◆ Aufgabenstellung
Überarbeite im Artikel über die Stiftung De La Tour die Passage von „Stotter: Wollen offensiv“ bis einschließlich „sexuell missbraucht worden.“ und setze dabei „Gespräch“ an die Stelle von „Interview“.

◆ Quelle
________________________

24.10.2011

Stotter: Wollen offensiv Vergangenheit aufarbeiten

Evangelische Stiftung De La Tour mit Missbrauchsfall aus den 60er Jahren konfrontiert

"Schuldig geworden an uns anvertrauten Menschen": Hubert Stotter, Rektor der Diakonie de La Tour, angesichts der Missbrauchsvorwürfe

Evangelische Stiftung De La Tour mit Missbrauchsfall aus den 60er Jahren konfrontiert

Leibnitz/Villach (epdÖ) – „Sehr betroffen, aber schon längere Zeit darauf vorbereitet“ zeigt sich der Rektor der Diakonie de La Tour, Hubert Stotter, angesichts der Missbrauchsvorwürfe, die ein ehemaliger Zögling in einem Interview mit der „Kleinen Zeitung“ erhoben hat. In den 60er Jahren, so der heute 60-Jährige, sei es zu sexuellen Übergriffen durch einen Erzieher des Kinderheimes Herrnhilf in Treffen bei Villach gekommen, ebenso sei er vom inzwischen verstorbenen Kinderpsychiater Franz Wurst jahrelang sexuell missbraucht worden.

„Wir wollen offensiv und proaktiv unsere Geschichte aufarbeiten“, sagt Rektor Stotter im Gespräch mit dem Evangelischen Pressedienst am Rande der im Schloss Seggau bei Leibnitz tagenden evangelisch-lutherischen Synode. Bereits im Sommer habe er mit dem Opfer gesprochen, zwei weitere Personen hätten sich seit den Medienberichten vom Wochenende gemeldet. Die Diakonie Kärnten arbeite hier intensiv mit der Opferschutzorganisation „Weißer Ring“ zusammen, sollte es weitere Opfer geben, bittet Stotter die Betroffenen, sich zu melden (ureeauvys@qvnxbavr-qryngbhe.ng). Alle Mails würden vertraulich behandelt.

________________________

◆ Rohmaterial
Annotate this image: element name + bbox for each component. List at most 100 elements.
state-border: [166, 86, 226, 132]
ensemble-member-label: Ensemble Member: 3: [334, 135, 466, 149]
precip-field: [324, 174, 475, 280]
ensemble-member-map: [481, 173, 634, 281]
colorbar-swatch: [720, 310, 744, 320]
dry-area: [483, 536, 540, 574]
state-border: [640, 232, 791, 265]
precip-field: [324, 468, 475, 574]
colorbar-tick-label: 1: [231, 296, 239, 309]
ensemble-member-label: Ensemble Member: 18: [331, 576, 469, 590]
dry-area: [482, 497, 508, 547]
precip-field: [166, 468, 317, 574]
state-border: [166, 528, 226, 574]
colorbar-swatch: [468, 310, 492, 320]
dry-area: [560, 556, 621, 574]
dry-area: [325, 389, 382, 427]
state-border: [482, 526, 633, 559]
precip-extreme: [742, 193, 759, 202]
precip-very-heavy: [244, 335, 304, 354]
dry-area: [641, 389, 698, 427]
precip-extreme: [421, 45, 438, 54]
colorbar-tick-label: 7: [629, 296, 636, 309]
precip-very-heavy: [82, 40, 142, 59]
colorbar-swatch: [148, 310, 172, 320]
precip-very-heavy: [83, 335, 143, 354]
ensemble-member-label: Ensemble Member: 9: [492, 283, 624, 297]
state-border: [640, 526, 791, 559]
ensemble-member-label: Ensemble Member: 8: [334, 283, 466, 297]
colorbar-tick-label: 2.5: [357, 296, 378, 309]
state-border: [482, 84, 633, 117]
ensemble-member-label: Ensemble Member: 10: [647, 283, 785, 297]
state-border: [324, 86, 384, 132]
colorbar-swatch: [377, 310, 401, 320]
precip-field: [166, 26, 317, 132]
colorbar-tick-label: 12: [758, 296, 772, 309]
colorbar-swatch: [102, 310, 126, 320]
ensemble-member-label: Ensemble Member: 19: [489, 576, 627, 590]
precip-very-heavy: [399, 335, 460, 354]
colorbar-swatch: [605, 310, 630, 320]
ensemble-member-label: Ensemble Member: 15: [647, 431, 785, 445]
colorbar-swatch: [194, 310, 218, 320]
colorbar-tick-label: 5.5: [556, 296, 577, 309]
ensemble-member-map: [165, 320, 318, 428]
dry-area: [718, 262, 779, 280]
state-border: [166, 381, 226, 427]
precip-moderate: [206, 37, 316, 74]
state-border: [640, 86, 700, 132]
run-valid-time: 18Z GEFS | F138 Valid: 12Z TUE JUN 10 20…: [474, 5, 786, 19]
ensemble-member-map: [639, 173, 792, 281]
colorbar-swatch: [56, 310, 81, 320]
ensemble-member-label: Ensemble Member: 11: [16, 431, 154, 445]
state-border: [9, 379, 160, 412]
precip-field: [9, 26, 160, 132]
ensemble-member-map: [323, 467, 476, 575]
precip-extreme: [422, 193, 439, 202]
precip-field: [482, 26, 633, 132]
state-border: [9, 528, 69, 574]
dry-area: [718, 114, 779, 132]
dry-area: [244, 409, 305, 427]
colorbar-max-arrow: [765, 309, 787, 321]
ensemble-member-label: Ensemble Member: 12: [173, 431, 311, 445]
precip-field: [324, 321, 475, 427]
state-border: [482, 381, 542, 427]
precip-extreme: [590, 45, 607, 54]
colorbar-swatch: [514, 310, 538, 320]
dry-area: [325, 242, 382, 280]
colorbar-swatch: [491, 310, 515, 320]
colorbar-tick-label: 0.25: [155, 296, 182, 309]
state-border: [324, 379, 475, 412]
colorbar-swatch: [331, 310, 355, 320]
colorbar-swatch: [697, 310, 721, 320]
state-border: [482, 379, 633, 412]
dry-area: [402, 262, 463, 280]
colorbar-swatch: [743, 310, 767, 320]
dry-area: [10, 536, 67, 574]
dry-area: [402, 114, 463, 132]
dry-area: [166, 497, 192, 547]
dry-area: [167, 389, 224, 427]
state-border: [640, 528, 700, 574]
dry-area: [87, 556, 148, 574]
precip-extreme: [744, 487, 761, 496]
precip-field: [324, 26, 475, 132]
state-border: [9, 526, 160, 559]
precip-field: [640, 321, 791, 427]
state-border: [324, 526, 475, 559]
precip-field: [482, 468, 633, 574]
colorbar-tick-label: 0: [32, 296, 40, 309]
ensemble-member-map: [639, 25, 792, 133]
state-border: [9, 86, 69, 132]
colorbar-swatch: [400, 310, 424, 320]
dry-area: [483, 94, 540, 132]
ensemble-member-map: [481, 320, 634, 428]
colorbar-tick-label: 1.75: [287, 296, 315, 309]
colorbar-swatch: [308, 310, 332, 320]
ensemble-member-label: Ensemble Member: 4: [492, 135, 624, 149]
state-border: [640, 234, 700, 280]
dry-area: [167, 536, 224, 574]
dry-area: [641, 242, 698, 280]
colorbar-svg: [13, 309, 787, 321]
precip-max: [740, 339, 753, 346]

________________________

◆ Lösung
Stotter: Wollen offensiv Vergangenheit aufarbeiten

Evangelische Stiftung De La Tour mit Missbrauchsfall aus den 60er Jahren konfrontiert

"Schuldig geworden an uns anvertrauten Menschen": Hubert Stotter, Rektor der Diakonie de La Tour, angesichts der Missbrauchsvorwürfe

Evangelische Stiftung De La Tour mit Missbrauchsfall aus den 60er Jahren konfrontiert

Leibnitz/Villach (epdÖ) – „Sehr betroffen, aber schon längere Zeit darauf vorbereitet“ zeigt sich der Rektor der Diakonie de La Tour, Hubert Stotter, angesichts der Missbrauchsvorwürfe, die ein ehemaliger Zögling in einem Gespräch mit der „Kleinen Zeitung“ erhoben hat. In den 60er Jahren, so der heute 60-Jährige, sei es zu sexuellen Übergriffen durch einen Erzieher des Kinderheimes Herrnhilf in Treffen bei Villach gekommen, ebenso sei er vom inzwischen verstorbenen Kinderpsychiater Franz Wurst jahrelang sexuell missbraucht worden.